— BEGIN RAW DATA —

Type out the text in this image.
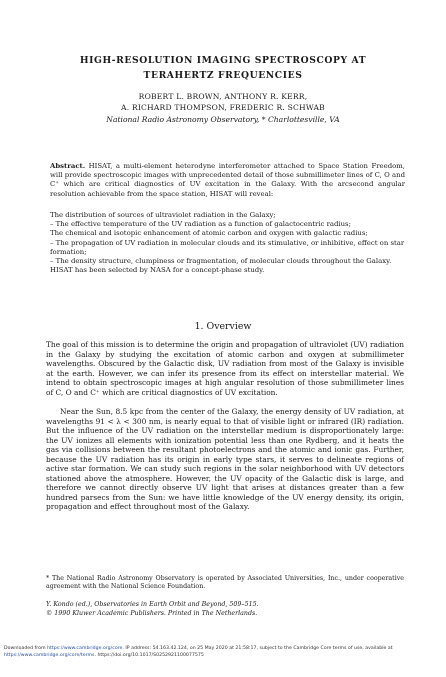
HIGH-RESOLUTION IMAGING SPECTROSCOPY AT
TERAHERTZ FREQUENCIES
ROBERT L. BROWN, ANTHONY R. KERR,
A. RICHARD THOMPSON, FREDERIC R. SCHWAB
National Radio Astronomy Observatory, * Charlottesville, VA
Abstract. HISAT, a multi-element heterodyne interferometer attached to Space Station Freedom, will provide spectroscopic images with unprecedented detail of those submillimeter lines of C, O and C⁺ which are critical diagnostics of UV excitation in the Galaxy. With the arcsecond angular resolution achievable from the space station, HISAT will reveal:
The distribution of sources of ultraviolet radiation in the Galaxy;
– The effective temperature of the UV radiation as a function of galactocentric radius;
The chemical and isotopic enhancement of atomic carbon and oxygen with galactic radius;
– The propagation of UV radiation in molecular clouds and its stimulative, or inhibitive, effect on star formation;
– The density structure, clumpiness or fragmentation, of molecular clouds throughout the Galaxy. HISAT has been selected by NASA for a concept-phase study.
1. Overview
The goal of this mission is to determine the origin and propagation of ultraviolet (UV) radiation in the Galaxy by studying the excitation of atomic carbon and oxygen at submillimeter wavelengths. Obscured by the Galactic disk, UV radiation from most of the Galaxy is invisible at the earth. However, we can infer its presence from its effect on interstellar material. We intend to obtain spectroscopic images at high angular resolution of those submillimeter lines of C, O and C⁺ which are critical diagnostics of UV excitation.
Near the Sun, 8.5 kpc from the center of the Galaxy, the energy density of UV radiation, at wavelengths 91 < λ < 300 nm, is nearly equal to that of visible light or infrared (IR) radiation. But the influence of the UV radiation on the interstellar medium is disproportionately large: the UV ionizes all elements with ionization potential less than one Rydberg, and it heats the gas via collisions between the resultant photoelectrons and the atomic and ionic gas. Further, because the UV radiation has its origin in early type stars, it serves to delineate regions of active star formation. We can study such regions in the solar neighborhood with UV detectors stationed above the atmosphere. However, the UV opacity of the Galactic disk is large, and therefore we cannot directly observe UV light that arises at distances greater than a few hundred parsecs from the Sun: we have little knowledge of the UV energy density, its origin, propagation and effect throughout most of the Galaxy.
* The National Radio Astronomy Observatory is operated by Associated Universities, Inc., under cooperative agreement with the National Science Foundation.
Y. Kondo (ed.), Observatories in Earth Orbit and Beyond, 509–515.
© 1990 Kluwer Academic Publishers. Printed in The Netherlands.
Downloaded from https://www.cambridge.org/core. IP address: 54.163.42.124, on 25 May 2020 at 21:58:17, subject to the Cambridge Core terms of use, available at https://www.cambridge.org/core/terms. https://doi.org/10.1017/S0252921100077575
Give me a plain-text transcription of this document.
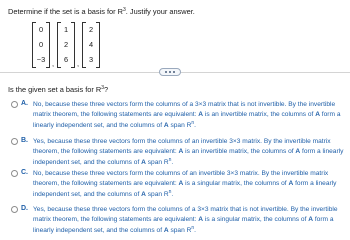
Determine if the set is a basis for $R^3$. Justify your answer.
0
0
−3 ,
1
2
6	,
2
4
3
Is the given set a basis for $R^3$?
A. No, because these three vectors form the columns of a 3×3 matrix that is not invertible. By the invertible matrix theorem, the following statements are equivalent: A is an invertible matrix, the columns of A form a linearly independent set, and the columns of A span $R^n$.
B. Yes, because these three vectors form the columns of an invertible 3×3 matrix. By the invertible matrix theorem, the following statements are equivalent: A is an invertible matrix, the columns of A form a linearly independent set, and the columns of A span $R^n$.
C. No, because these three vectors form the columns of an invertible 3×3 matrix. By the invertible matrix theorem, the following statements are equivalent: A is a singular matrix, the columns of A form a linearly independent set, and the columns of A span $R^n$.
D. Yes, because these three vectors form the columns of a 3×3 matrix that is not invertible. By the invertible matrix theorem, the following statements are equivalent: A is a singular matrix, the columns of A form a linearly independent set, and the columns of A span $R^n$.
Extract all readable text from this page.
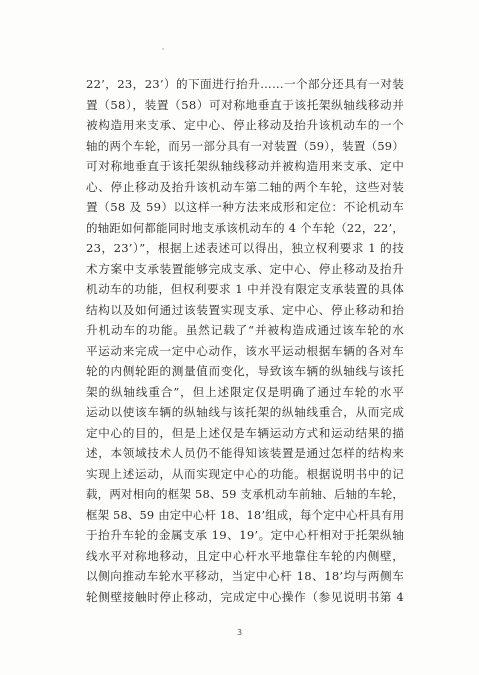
22’，23，23’）的下面进行抬升……一个部分还具有一对装
置（58），装置（58）可对称地垂直于该托架纵轴线移动并
被构造用来支承、定中心、停止移动及抬升该机动车的一个
轴的两个车轮，而另一部分具有一对装置（59），装置（59）
可对称地垂直于该托架纵轴线移动并被构造用来支承、定中
心、停止移动及抬升该机动车第二轴的两个车轮，这些对装
置（58 及 59）以这样一种方法来成形和定位：不论机动车
的轴距如何都能同时地支承该机动车的 4 个车轮（22，22’，
23，23’）”，根据上述表述可以得出，独立权利要求 1 的技
术方案中支承装置能够完成支承、定中心、停止移动及抬升
机动车的功能，但权利要求 1 中并没有限定支承装置的具体
结构以及如何通过该装置实现支承、定中心、停止移动和抬
升机动车的功能。虽然记载了“并被构造成通过该车轮的水
平运动来完成一定中心动作，该水平运动根据车辆的各对车
轮的内侧轮距的测量值而变化，导致该车辆的纵轴线与该托
架的纵轴线重合”，但上述限定仅是明确了通过车轮的水平
运动以使该车辆的纵轴线与该托架的纵轴线重合，从而完成
定中心的目的，但是上述仅是车辆运动方式和运动结果的描
述，本领域技术人员仍不能得知该装置是通过怎样的结构来
实现上述运动，从而实现定中心的功能。根据说明书中的记
载，两对相向的框架 58、59 支承机动车前轴、后轴的车轮，
框架 58、59 由定中心杆 18、18’组成，每个定中心杆具有用
于抬升车轮的金属支承 19、19’。定中心杆相对于托架纵轴
线水平对称地移动，且定中心杆水平地靠住车轮的内侧壁，
以侧向推动车轮水平移动，当定中心杆 18、18’均与两侧车
轮侧壁接触时停止移动，完成定中心操作（参见说明书第 4
3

— END RAW DATA —

#### [WHAT IS EXPECTED]
Everything from the line containing "Extract all readable text from this page." through the last line of the entries is to be output exactly as written, minus any pictures.

#### [TASK RESULT]
Extract all readable text from this page.
22’，23，23’）的下面进行抬升……一个部分还具有一对装
置（58），装置（58）可对称地垂直于该托架纵轴线移动并
被构造用来支承、定中心、停止移动及抬升该机动车的一个
轴的两个车轮，而另一部分具有一对装置（59），装置（59）
可对称地垂直于该托架纵轴线移动并被构造用来支承、定中
心、停止移动及抬升该机动车第二轴的两个车轮，这些对装
置（58 及 59）以这样一种方法来成形和定位：不论机动车
的轴距如何都能同时地支承该机动车的 4 个车轮（22，22’，
23，23’）”，根据上述表述可以得出，独立权利要求 1 的技
术方案中支承装置能够完成支承、定中心、停止移动及抬升
机动车的功能，但权利要求 1 中并没有限定支承装置的具体
结构以及如何通过该装置实现支承、定中心、停止移动和抬
升机动车的功能。虽然记载了“并被构造成通过该车轮的水
平运动来完成一定中心动作，该水平运动根据车辆的各对车
轮的内侧轮距的测量值而变化，导致该车辆的纵轴线与该托
架的纵轴线重合”，但上述限定仅是明确了通过车轮的水平
运动以使该车辆的纵轴线与该托架的纵轴线重合，从而完成
定中心的目的，但是上述仅是车辆运动方式和运动结果的描
述，本领域技术人员仍不能得知该装置是通过怎样的结构来
实现上述运动，从而实现定中心的功能。根据说明书中的记
载，两对相向的框架 58、59 支承机动车前轴、后轴的车轮，
框架 58、59 由定中心杆 18、18’组成，每个定中心杆具有用
于抬升车轮的金属支承 19、19’。定中心杆相对于托架纵轴
线水平对称地移动，且定中心杆水平地靠住车轮的内侧壁，
以侧向推动车轮水平移动，当定中心杆 18、18’均与两侧车
轮侧壁接触时停止移动，完成定中心操作（参见说明书第 4
3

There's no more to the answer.